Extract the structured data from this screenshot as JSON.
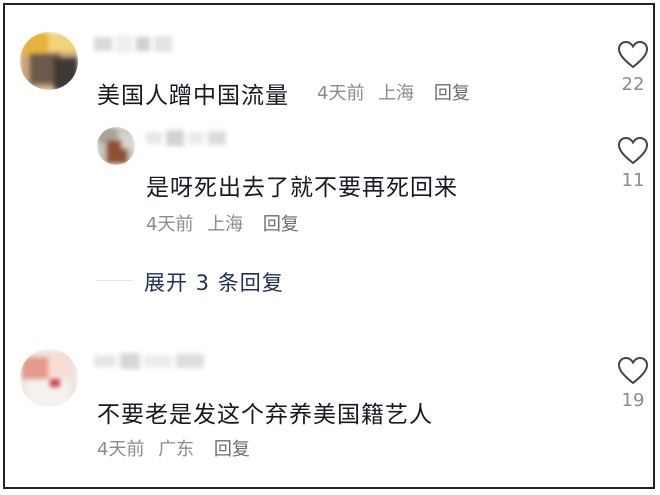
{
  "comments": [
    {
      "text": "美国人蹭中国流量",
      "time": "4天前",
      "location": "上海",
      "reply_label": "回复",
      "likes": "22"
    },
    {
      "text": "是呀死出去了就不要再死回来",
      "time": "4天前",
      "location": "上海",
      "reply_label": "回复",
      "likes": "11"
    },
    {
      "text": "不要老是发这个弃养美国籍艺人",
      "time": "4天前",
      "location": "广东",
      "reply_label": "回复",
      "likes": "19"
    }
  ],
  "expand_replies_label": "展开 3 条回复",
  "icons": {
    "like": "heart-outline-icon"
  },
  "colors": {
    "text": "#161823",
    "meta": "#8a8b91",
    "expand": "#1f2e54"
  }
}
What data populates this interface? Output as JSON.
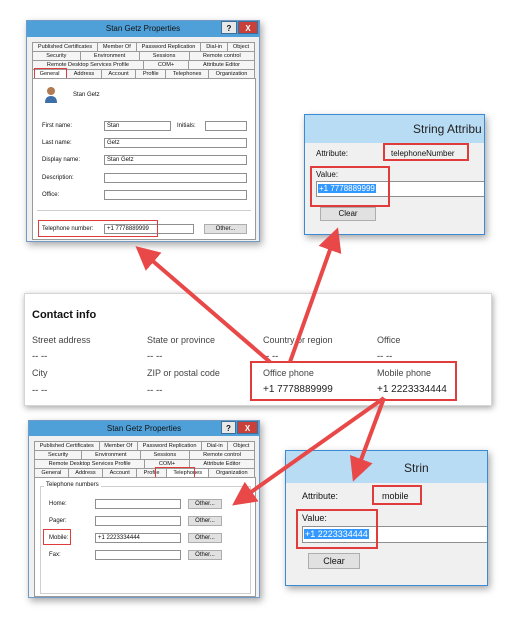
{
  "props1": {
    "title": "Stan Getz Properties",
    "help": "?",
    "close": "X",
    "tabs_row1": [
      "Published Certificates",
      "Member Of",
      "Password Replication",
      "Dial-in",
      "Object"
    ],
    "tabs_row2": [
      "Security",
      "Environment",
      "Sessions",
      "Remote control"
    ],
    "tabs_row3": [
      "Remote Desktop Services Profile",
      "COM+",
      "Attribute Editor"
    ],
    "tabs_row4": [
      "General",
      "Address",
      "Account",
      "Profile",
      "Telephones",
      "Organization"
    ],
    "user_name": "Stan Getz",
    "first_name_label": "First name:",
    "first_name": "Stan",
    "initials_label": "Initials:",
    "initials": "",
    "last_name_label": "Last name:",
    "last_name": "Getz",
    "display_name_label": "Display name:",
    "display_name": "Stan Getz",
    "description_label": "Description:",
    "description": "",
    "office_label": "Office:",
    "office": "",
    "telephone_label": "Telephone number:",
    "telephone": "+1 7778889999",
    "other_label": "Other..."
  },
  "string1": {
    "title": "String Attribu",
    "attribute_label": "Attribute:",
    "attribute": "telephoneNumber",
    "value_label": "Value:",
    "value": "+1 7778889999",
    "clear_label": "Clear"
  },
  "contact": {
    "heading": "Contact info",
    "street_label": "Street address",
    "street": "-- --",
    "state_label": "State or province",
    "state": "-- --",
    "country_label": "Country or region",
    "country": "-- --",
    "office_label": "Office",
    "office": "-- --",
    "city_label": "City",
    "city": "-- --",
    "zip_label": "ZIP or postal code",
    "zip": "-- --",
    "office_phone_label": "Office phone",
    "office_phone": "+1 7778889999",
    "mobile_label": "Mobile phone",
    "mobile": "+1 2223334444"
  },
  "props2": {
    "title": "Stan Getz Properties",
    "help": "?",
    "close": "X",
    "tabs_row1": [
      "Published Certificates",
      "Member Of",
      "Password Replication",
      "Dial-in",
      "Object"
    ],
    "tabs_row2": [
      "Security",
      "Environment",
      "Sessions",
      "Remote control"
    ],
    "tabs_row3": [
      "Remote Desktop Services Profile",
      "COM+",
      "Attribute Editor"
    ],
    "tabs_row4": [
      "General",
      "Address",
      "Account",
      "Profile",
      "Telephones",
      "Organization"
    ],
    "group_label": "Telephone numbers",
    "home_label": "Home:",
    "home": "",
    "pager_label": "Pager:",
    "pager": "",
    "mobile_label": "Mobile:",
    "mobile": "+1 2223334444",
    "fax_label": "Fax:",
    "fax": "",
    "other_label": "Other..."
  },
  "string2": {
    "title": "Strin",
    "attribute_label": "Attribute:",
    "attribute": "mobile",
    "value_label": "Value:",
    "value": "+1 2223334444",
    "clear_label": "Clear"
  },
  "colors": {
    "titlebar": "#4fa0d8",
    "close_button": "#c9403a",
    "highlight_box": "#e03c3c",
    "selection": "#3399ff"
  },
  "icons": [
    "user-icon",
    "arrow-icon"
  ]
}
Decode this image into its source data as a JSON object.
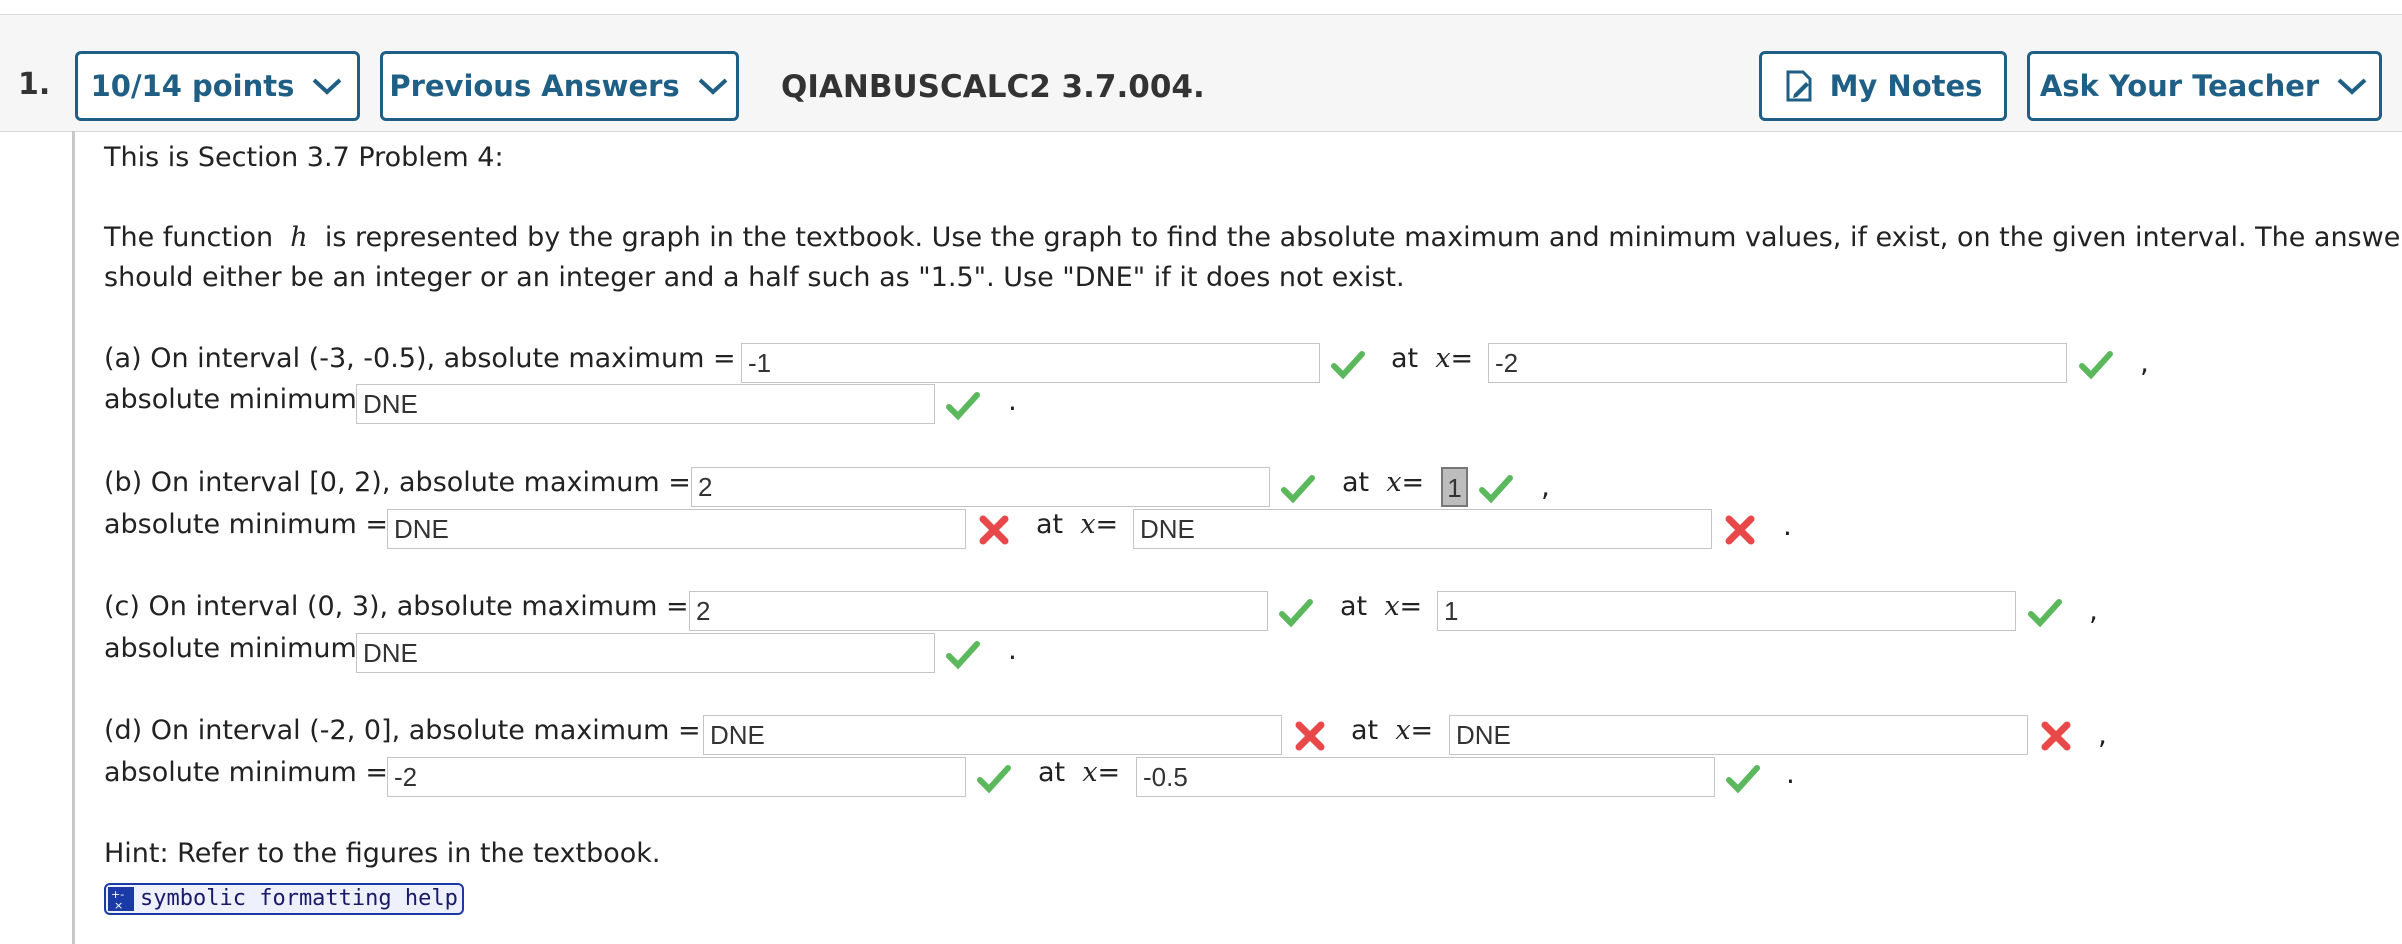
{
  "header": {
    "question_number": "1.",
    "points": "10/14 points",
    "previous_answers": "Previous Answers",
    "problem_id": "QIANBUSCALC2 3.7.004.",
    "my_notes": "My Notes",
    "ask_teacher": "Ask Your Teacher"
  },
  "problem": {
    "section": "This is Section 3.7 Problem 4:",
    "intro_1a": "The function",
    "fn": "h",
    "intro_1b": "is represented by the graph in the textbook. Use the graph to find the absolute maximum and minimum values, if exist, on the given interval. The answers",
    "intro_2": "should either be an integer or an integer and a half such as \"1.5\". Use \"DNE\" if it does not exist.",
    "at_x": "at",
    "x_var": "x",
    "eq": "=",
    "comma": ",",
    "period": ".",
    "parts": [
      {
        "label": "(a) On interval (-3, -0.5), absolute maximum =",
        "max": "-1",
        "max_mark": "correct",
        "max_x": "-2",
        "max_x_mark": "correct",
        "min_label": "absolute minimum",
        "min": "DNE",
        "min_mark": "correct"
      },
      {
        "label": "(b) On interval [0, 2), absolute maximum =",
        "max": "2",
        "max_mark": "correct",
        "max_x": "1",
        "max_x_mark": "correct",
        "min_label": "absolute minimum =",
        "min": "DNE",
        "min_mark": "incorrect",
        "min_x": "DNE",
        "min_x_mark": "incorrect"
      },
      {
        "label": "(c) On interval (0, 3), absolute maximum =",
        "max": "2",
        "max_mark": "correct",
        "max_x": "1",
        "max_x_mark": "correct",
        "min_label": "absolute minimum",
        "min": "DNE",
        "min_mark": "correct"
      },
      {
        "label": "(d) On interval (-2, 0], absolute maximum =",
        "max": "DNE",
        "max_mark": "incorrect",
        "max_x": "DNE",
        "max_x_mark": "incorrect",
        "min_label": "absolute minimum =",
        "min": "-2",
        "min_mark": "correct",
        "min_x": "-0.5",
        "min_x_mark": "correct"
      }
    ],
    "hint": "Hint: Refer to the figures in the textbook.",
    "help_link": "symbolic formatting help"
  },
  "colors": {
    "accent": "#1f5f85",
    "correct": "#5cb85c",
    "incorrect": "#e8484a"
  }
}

************

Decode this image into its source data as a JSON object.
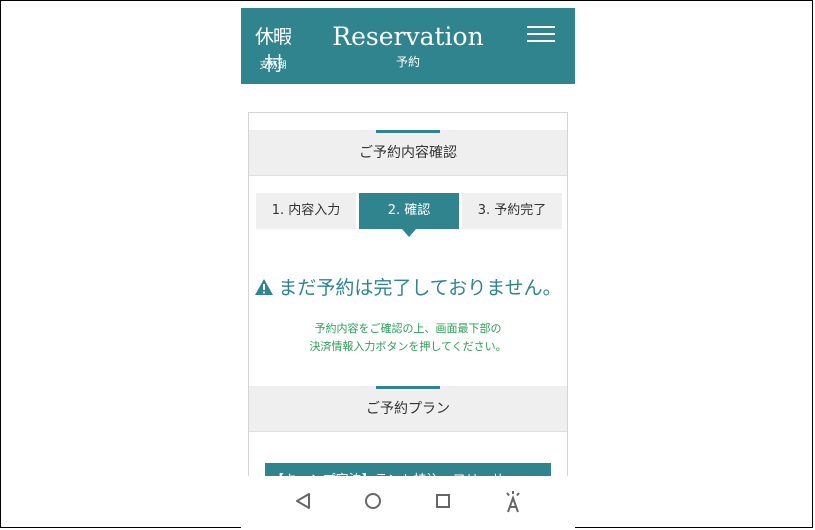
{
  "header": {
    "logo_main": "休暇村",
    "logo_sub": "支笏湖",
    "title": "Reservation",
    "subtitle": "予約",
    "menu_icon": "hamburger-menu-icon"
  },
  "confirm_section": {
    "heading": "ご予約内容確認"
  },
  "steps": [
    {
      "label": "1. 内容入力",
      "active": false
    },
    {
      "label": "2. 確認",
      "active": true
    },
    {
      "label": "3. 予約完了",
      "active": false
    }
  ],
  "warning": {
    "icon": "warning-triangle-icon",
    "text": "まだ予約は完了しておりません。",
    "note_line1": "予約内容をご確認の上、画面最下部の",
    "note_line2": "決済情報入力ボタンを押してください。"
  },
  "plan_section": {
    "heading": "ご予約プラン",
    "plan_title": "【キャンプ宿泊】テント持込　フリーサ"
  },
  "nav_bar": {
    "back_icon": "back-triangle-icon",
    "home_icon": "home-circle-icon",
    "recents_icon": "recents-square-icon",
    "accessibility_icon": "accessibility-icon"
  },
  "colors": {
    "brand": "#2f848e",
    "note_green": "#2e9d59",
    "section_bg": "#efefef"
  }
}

************

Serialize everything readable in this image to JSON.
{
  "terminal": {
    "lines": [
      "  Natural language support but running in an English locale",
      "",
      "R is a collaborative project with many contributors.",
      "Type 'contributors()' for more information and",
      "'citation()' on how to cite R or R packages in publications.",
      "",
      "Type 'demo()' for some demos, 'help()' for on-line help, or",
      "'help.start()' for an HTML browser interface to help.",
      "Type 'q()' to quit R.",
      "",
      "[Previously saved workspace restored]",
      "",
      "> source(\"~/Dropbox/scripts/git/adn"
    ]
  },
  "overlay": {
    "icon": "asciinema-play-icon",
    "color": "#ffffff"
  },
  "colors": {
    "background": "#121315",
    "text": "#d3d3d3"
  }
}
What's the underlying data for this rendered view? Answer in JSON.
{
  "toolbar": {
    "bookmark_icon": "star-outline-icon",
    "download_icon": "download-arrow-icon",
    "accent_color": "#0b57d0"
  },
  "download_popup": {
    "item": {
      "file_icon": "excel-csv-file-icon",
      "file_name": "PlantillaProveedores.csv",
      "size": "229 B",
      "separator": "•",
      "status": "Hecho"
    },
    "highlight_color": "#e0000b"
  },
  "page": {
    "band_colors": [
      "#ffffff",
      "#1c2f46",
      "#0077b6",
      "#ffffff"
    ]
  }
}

************

> [SHORT EXERCISE] Take each line of the material that contains the word "maximum" and list it.

> [RESPONSE]
    "intro_1b": "is represented by the graph in the textbook. Use the graph to find the absolute maximum and minimum values, if exist, on the given interval. The answers",
        "label": "(a) On interval (-3, -0.5), absolute maximum =",
        "label": "(b) On interval [0, 2), absolute maximum =",
        "label": "(c) On interval (0, 3), absolute maximum =",
        "label": "(d) On interval (-2, 0], absolute maximum =",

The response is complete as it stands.